> **TASK DETAILS**: Without the pictures, can you quote each line below exactly?

> **SUPPLIED DATA**:
— begin —

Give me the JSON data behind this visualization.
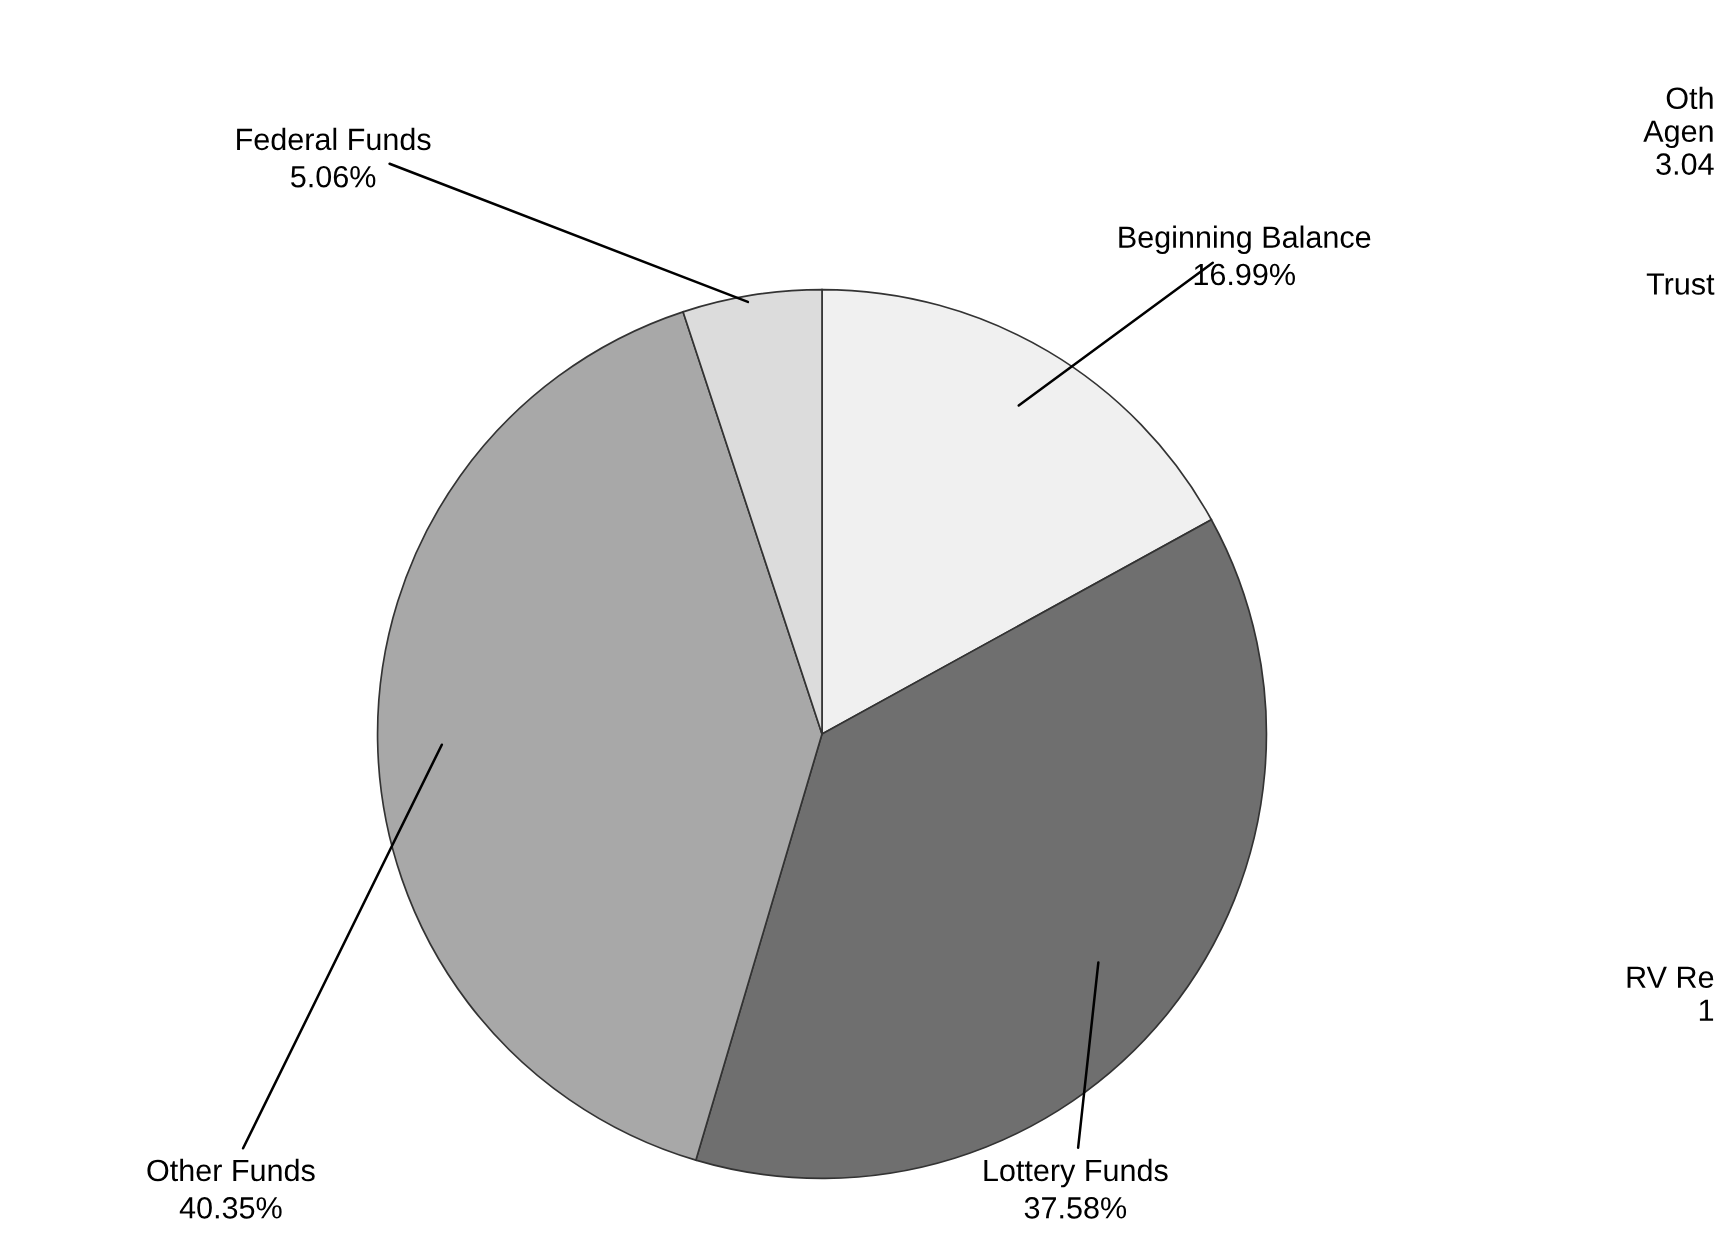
{
  "chart_data": {
    "type": "pie",
    "categories": [
      "Beginning Balance",
      "Lottery Funds",
      "Other Funds",
      "Federal Funds"
    ],
    "values": [
      16.99,
      37.58,
      40.35,
      5.06
    ],
    "colors": [
      "#f0f0f0",
      "#6f6f6f",
      "#a8a8a8",
      "#dcdcdc"
    ],
    "value_labels": [
      "16.99%",
      "37.58%",
      "40.35%",
      "5.06%"
    ],
    "legend": false,
    "annotations": [
      "Oth\nAgen\n3.04",
      "Trust",
      "RV Re\n1"
    ]
  }
}
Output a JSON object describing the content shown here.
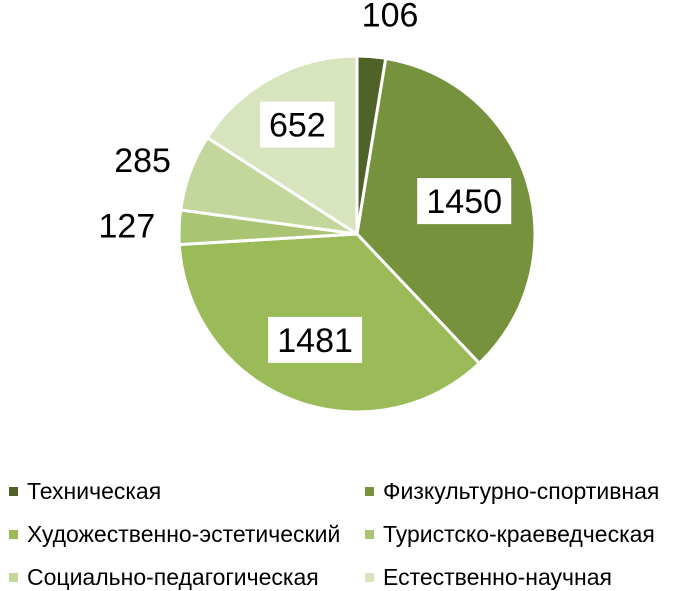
{
  "chart_data": {
    "type": "pie",
    "title": "",
    "start_angle_deg": 0,
    "direction": "clockwise",
    "legend_position": "bottom",
    "slices": [
      {
        "label": "Техническая",
        "value": 106,
        "color": "#4f6228"
      },
      {
        "label": "Физкультурно-спортивная",
        "value": 1450,
        "color": "#76923c"
      },
      {
        "label": "Художественно-эстетический",
        "value": 1481,
        "color": "#9bbb59"
      },
      {
        "label": "Туристско-краеведческая",
        "value": 127,
        "color": "#a9c573"
      },
      {
        "label": "Социально-педагогическая",
        "value": 285,
        "color": "#c3d69b"
      },
      {
        "label": "Естественно-научная",
        "value": 652,
        "color": "#d7e4bd"
      }
    ]
  }
}
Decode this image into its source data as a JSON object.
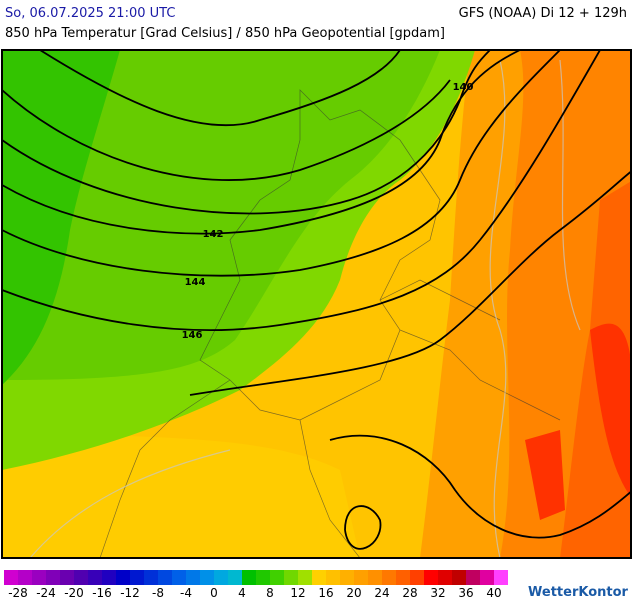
{
  "header": {
    "datetime": "So, 06.07.2025 21:00 UTC",
    "model_run": "GFS (NOAA) Di 12 + 129h",
    "subtitle": "850 hPa Temperatur [Grad Celsius] / 850 hPa Geopotential [gpdam]"
  },
  "map": {
    "contour_labels": [
      "140",
      "142",
      "144",
      "146"
    ]
  },
  "colorbar": {
    "ticks": [
      -28,
      -24,
      -20,
      -16,
      -12,
      -8,
      -4,
      0,
      4,
      8,
      12,
      16,
      20,
      24,
      28,
      32,
      36,
      40
    ],
    "colors": [
      "#d000d0",
      "#b400c8",
      "#9a00c0",
      "#8000b8",
      "#6a00b0",
      "#5000b0",
      "#3800b8",
      "#2000c0",
      "#0000c8",
      "#0018d0",
      "#0030d8",
      "#0048e0",
      "#0060e8",
      "#0078e8",
      "#0090e8",
      "#00a8e0",
      "#00b8d0",
      "#00c000",
      "#20c800",
      "#40d000",
      "#70d800",
      "#a0e000",
      "#ffd000",
      "#ffc000",
      "#ffb000",
      "#ffa000",
      "#ff9000",
      "#ff7800",
      "#ff6000",
      "#ff4000",
      "#ff0000",
      "#e00000",
      "#c00000",
      "#c00060",
      "#e000a0",
      "#ff40ff"
    ]
  },
  "logo": "WetterKontor"
}
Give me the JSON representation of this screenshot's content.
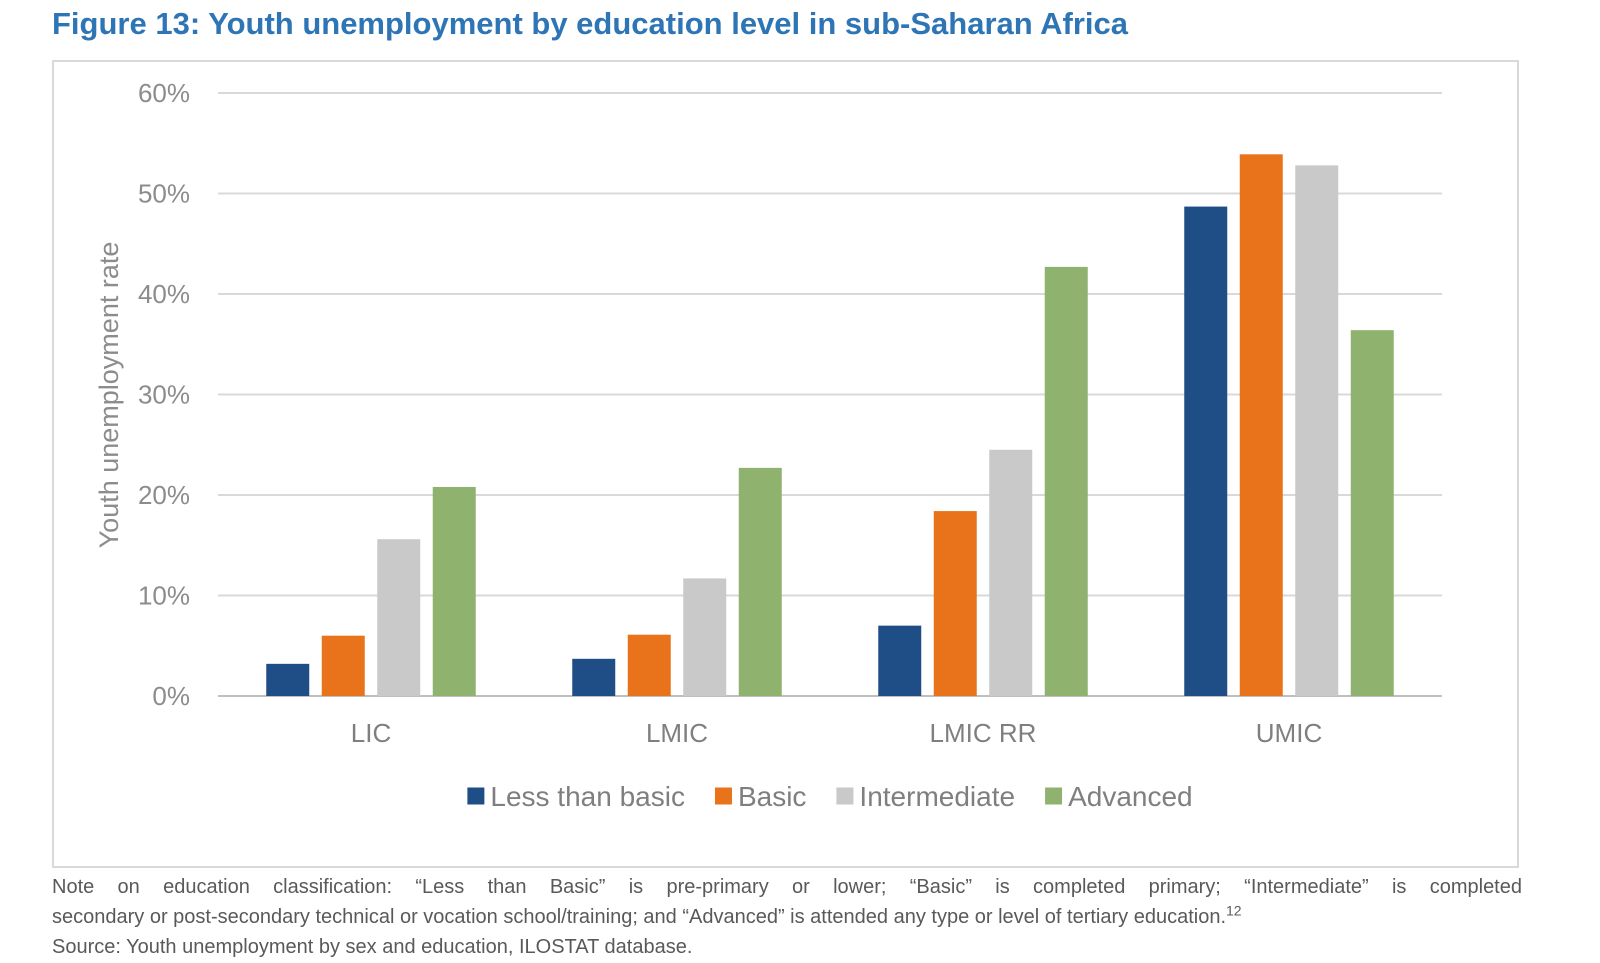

— end —

> **ANSWER IN FULL**:
Give me the JSON data behind this visualization.
{
  "chart_data": {
    "type": "pie",
    "categories": [
      "Beginning Balance",
      "Lottery Funds",
      "Other Funds",
      "Federal Funds"
    ],
    "values": [
      16.99,
      37.58,
      40.35,
      5.06
    ],
    "colors": [
      "#f0f0f0",
      "#6f6f6f",
      "#a8a8a8",
      "#dcdcdc"
    ],
    "value_labels": [
      "16.99%",
      "37.58%",
      "40.35%",
      "5.06%"
    ],
    "legend": false,
    "annotations": [
      "Oth\nAgen\n3.04",
      "Trust",
      "RV Re\n1"
    ]
  }
}
Output a JSON object describing the content shown here.
{
  "chart_data": {
    "type": "pie",
    "title": "",
    "start_angle_deg": 0,
    "direction": "clockwise",
    "legend_position": "bottom",
    "slices": [
      {
        "label": "Техническая",
        "value": 106,
        "color": "#4f6228"
      },
      {
        "label": "Физкультурно-спортивная",
        "value": 1450,
        "color": "#76923c"
      },
      {
        "label": "Художественно-эстетический",
        "value": 1481,
        "color": "#9bbb59"
      },
      {
        "label": "Туристско-краеведческая",
        "value": 127,
        "color": "#a9c573"
      },
      {
        "label": "Социально-педагогическая",
        "value": 285,
        "color": "#c3d69b"
      },
      {
        "label": "Естественно-научная",
        "value": 652,
        "color": "#d7e4bd"
      }
    ]
  }
}
Decode this image into its source data as a JSON object.
{
  "header": {
    "datetime": "So, 06.07.2025 21:00 UTC",
    "model_run": "GFS (NOAA) Di 12 + 129h",
    "subtitle": "850 hPa Temperatur [Grad Celsius] / 850 hPa Geopotential [gpdam]"
  },
  "map": {
    "contour_labels": [
      "140",
      "142",
      "144",
      "146"
    ]
  },
  "colorbar": {
    "ticks": [
      -28,
      -24,
      -20,
      -16,
      -12,
      -8,
      -4,
      0,
      4,
      8,
      12,
      16,
      20,
      24,
      28,
      32,
      36,
      40
    ],
    "colors": [
      "#d000d0",
      "#b400c8",
      "#9a00c0",
      "#8000b8",
      "#6a00b0",
      "#5000b0",
      "#3800b8",
      "#2000c0",
      "#0000c8",
      "#0018d0",
      "#0030d8",
      "#0048e0",
      "#0060e8",
      "#0078e8",
      "#0090e8",
      "#00a8e0",
      "#00b8d0",
      "#00c000",
      "#20c800",
      "#40d000",
      "#70d800",
      "#a0e000",
      "#ffd000",
      "#ffc000",
      "#ffb000",
      "#ffa000",
      "#ff9000",
      "#ff7800",
      "#ff6000",
      "#ff4000",
      "#ff0000",
      "#e00000",
      "#c00000",
      "#c00060",
      "#e000a0",
      "#ff40ff"
    ]
  },
  "logo": "WetterKontor"
}
Give me the JSON representation of this screenshot's content.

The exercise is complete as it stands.